Selected text:
──────────

9. Director and Officer Insurance. SPSS agrees that it shall indemnify the Employee against
any actual or threatened actions or proceedings brought against the Employee by reason of the fact
that he is or was an employee, officer, consultant or agent of the Company, as and to the extent
specified in that certain Indemnification Agreement between the Company and the Employee dated May
21, 2007. The Employee shall be covered by the director and officer insurance policies maintained
by the Company, and the Company shall make special arrangements, if necessary, to continue to
provide insurance coverage to the Employee following the Date of Termination, unless the Date of
Termination occurs for Good Cause pursuant to Section 5(a)(ii) hereof.
10. Non-Competition; Confidentiality; Work for Hire.
(a) The Employee understands that the Company’s business concerns proprietary computer
programs and related documentation (software) which includes, but is not limited to, the SPSS
mainframe/mini software product line and the SPSS micro/PC software product line. The Employee
understands that in the course of his employment with SPSS, SPSS and/or its Affiliates may provide
the Employee with, or access to, such software (including, without limitation, source listings
therefor), as well as confidential and/or proprietary prospect and customer lists, data, research,
specifications, memoranda, files, records, plans, concepts, flow charts, drawings, designs,
descriptions, formulations, trade secrets and other confidential and/or proprietary information and
property, including but not limited to, information regarding SPSS operations, businesses, affairs,
management and market structure (all of the foregoing collectively referred to as the “Confidential
Property”).

──────────

Supplied material:
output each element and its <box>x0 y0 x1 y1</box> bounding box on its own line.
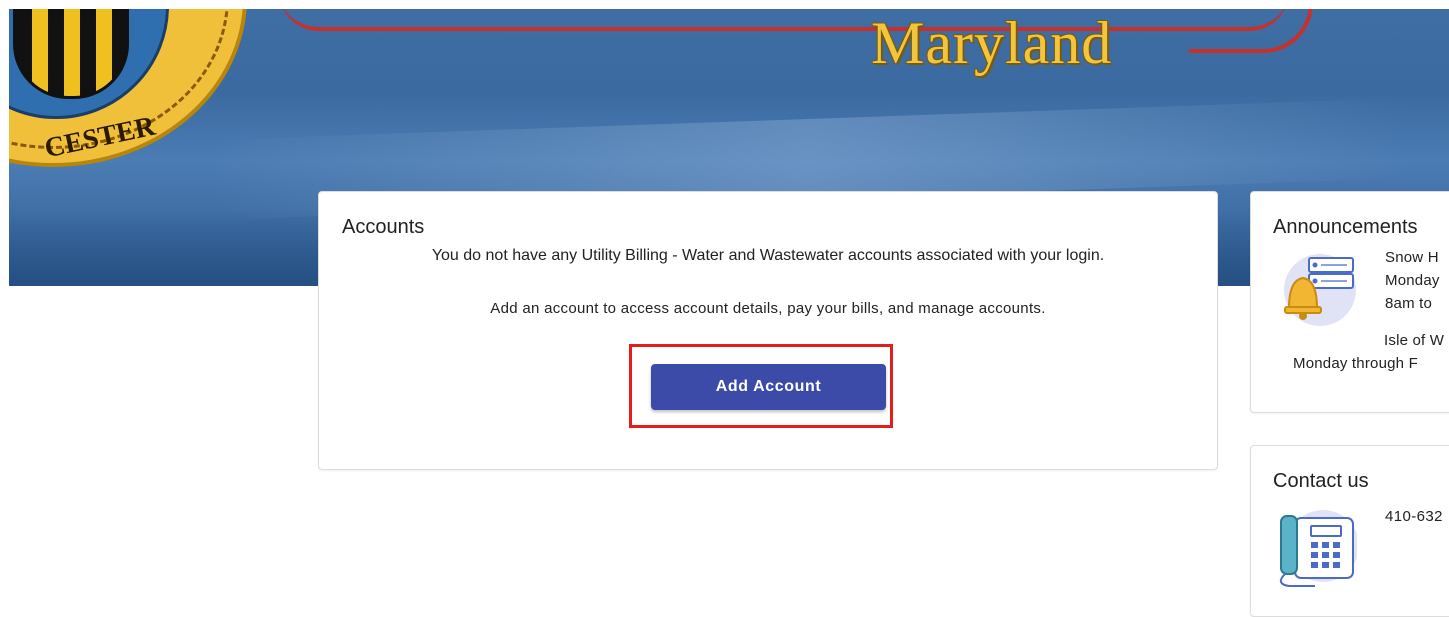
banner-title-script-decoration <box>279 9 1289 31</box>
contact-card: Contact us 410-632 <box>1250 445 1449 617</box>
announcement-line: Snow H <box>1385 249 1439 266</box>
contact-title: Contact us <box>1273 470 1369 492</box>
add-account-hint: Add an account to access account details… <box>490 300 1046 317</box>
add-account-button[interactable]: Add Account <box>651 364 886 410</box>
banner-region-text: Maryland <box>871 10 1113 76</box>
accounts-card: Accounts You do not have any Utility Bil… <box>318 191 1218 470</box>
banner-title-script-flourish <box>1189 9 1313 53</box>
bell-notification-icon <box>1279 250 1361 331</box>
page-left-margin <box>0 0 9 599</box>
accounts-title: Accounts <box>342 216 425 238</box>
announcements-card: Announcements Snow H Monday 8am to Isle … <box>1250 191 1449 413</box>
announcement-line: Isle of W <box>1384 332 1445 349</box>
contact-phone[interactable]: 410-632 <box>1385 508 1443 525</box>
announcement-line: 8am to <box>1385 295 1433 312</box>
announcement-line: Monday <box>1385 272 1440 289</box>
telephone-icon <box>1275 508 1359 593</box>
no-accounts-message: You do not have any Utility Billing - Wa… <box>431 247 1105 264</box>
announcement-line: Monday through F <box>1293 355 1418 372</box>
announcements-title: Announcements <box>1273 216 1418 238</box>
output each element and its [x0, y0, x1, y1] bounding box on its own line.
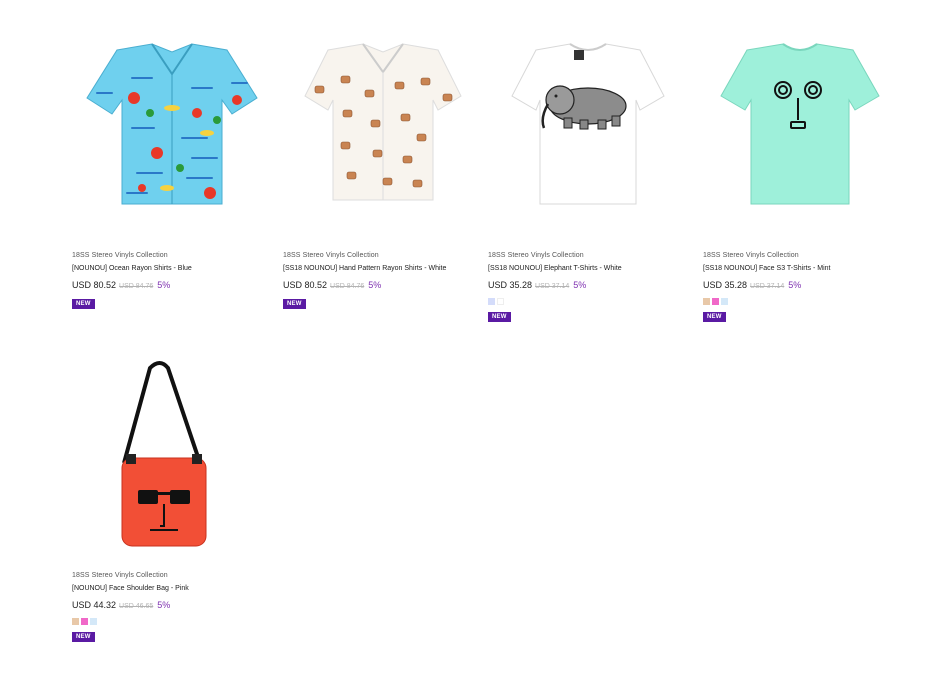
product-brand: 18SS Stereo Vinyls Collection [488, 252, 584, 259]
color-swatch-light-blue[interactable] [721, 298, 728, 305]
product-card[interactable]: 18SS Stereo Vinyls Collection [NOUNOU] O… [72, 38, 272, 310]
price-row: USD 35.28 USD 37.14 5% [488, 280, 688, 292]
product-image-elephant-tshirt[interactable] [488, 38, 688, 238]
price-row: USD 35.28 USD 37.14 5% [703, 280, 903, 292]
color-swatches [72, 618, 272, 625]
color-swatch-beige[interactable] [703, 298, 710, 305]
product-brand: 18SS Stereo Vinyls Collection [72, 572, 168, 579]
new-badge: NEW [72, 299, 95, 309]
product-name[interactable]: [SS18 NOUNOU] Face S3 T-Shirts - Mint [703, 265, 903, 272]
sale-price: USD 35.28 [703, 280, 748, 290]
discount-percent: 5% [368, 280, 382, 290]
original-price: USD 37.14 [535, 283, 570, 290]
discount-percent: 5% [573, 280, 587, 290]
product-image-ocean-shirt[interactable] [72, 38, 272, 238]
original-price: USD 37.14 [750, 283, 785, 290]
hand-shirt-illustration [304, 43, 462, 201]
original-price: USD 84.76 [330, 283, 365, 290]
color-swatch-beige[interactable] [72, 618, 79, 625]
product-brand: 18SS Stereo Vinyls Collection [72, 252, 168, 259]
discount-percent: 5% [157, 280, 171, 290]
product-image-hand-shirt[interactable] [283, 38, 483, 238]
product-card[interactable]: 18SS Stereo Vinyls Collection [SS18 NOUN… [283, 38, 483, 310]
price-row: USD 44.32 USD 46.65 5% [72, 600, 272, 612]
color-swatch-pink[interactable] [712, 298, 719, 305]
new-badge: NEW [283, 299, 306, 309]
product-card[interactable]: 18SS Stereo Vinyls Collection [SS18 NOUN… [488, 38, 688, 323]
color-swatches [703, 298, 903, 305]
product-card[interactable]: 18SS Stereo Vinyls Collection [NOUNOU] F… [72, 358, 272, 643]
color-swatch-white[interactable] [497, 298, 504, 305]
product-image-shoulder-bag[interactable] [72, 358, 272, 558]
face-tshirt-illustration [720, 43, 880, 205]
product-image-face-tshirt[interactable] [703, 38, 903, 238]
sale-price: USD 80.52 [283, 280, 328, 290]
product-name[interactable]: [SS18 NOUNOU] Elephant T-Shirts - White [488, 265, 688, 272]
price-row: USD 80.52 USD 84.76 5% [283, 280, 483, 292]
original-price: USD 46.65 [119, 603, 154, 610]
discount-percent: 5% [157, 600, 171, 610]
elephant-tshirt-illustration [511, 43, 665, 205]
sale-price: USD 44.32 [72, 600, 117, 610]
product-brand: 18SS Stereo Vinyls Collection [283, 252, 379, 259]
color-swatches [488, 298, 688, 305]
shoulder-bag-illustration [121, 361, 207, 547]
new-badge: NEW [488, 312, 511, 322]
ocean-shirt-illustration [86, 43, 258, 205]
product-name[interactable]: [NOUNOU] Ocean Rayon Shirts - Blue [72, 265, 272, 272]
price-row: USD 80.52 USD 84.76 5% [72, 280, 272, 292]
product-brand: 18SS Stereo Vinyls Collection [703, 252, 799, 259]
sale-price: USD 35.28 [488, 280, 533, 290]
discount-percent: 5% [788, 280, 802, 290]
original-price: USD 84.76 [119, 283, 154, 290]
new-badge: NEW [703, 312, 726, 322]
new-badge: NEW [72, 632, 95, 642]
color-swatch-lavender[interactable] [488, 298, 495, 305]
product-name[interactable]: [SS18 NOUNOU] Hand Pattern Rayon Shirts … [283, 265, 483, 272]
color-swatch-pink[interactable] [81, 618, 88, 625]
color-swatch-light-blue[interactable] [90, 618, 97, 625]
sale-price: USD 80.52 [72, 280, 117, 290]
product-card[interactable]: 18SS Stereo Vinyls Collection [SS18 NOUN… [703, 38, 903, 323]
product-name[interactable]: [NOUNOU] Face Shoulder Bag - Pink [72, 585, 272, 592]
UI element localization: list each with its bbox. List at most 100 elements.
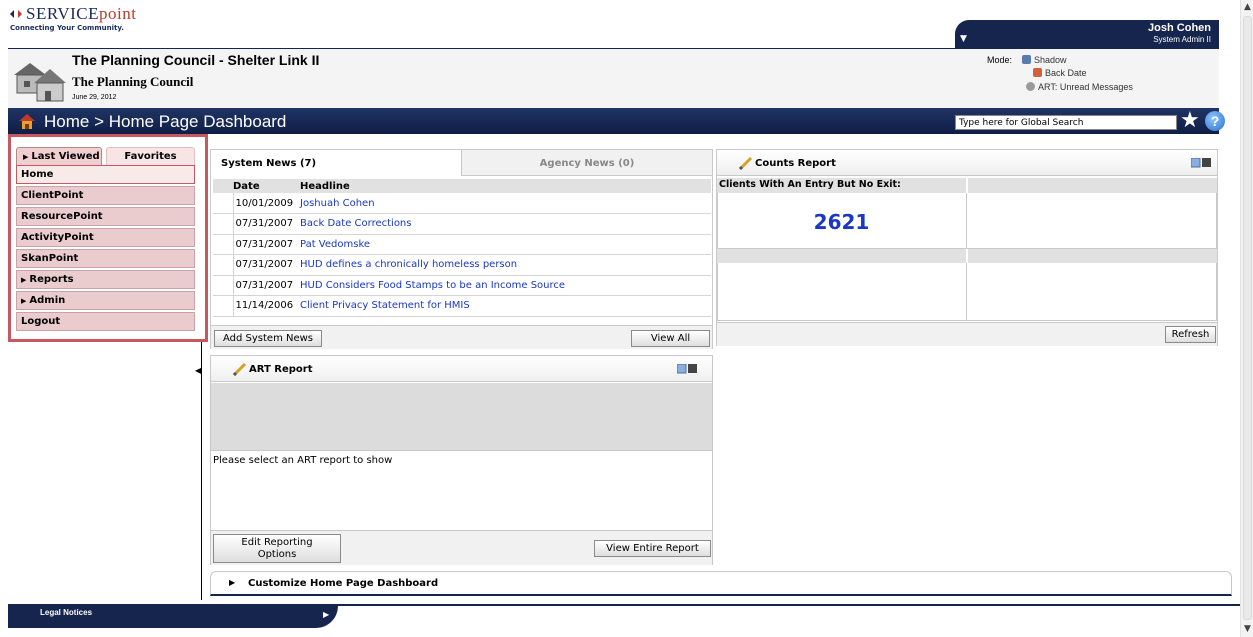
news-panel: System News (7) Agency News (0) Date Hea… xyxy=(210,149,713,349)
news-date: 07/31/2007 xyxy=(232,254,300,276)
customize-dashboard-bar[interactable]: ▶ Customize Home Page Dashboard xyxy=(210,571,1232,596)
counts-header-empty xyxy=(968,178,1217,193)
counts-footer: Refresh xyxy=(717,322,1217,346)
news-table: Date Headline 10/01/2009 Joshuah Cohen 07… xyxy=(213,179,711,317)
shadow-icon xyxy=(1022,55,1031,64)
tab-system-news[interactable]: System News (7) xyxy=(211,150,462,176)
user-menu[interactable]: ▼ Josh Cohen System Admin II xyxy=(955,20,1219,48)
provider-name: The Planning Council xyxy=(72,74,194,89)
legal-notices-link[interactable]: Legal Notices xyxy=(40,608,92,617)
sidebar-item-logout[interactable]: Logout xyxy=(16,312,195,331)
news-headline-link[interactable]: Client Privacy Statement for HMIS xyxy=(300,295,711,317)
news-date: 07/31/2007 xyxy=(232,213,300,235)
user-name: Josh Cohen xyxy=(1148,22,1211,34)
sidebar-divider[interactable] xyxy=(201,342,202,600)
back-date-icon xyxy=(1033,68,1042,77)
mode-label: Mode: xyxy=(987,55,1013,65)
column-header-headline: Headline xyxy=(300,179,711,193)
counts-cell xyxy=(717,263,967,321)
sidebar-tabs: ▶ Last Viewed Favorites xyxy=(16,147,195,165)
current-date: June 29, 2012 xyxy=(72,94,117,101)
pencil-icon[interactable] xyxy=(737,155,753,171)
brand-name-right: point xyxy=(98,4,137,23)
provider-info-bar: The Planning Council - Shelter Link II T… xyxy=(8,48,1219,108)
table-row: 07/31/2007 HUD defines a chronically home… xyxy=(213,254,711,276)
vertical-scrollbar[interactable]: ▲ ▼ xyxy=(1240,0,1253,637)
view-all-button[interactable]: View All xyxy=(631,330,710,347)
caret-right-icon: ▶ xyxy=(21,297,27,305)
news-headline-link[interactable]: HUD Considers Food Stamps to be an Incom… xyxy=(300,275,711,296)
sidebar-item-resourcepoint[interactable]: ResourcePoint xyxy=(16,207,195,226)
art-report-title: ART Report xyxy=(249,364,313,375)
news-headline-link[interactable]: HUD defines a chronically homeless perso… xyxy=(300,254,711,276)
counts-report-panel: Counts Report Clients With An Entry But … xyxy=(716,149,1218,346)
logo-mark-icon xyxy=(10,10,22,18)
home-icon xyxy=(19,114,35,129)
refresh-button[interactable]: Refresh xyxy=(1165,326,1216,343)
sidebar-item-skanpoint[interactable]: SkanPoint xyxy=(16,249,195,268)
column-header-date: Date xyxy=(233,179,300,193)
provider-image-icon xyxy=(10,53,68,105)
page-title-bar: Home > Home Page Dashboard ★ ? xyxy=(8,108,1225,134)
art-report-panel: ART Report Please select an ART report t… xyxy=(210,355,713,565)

──────────

Short task 1: From the employment agreement text, repeat the passage between "9. Director and" and "Section 5(a)(ii) hereof.", inclusive.
Short task 2: In the records, swap "Stereo Vinyls" for "Mono Vinyls" between the lines holding "252, 584, 259]" and "original-price: USD 37.14 [535, 283, 570, 290]", inclusive. Return only those lines, with everything else unchanged.

Exercise response 1:
9. Director and Officer Insurance. SPSS agrees that it shall indemnify the Employee against
any actual or threatened actions or proceedings brought against the Employee by reason of the fact
that he is or was an employee, officer, consultant or agent of the Company, as and to the extent
specified in that certain Indemnification Agreement between the Company and the Employee dated May
21, 2007. The Employee shall be covered by the director and officer insurance policies maintained
by the Company, and the Company shall make special arrangements, if necessary, to continue to
provide insurance coverage to the Employee following the Date of Termination, unless the Date of
Termination occurs for Good Cause pursuant to Section 5(a)(ii) hereof.

Exercise response 2:
product-brand: 18SS Mono Vinyls Collection [488, 252, 584, 259]
color-swatch-light-blue[interactable] [721, 298, 728, 305]
product-card[interactable]: 18SS Mono Vinyls Collection [NOUNOU] O… [72, 38, 272, 310]
price-row: USD 35.28 USD 37.14 5% [488, 280, 688, 292]
product-image-elephant-tshirt[interactable] [488, 38, 688, 238]
price-row: USD 35.28 USD 37.14 5% [703, 280, 903, 292]
color-swatches [72, 618, 272, 625]
color-swatch-beige[interactable] [703, 298, 710, 305]
product-brand: 18SS Mono Vinyls Collection [72, 572, 168, 579]
new-badge: NEW [72, 299, 95, 309]
product-name[interactable]: [SS18 NOUNOU] Face S3 T-Shirts - Mint [703, 265, 903, 272]
sale-price: USD 35.28 [703, 280, 748, 290]
discount-percent: 5% [368, 280, 382, 290]
original-price: USD 37.14 [535, 283, 570, 290]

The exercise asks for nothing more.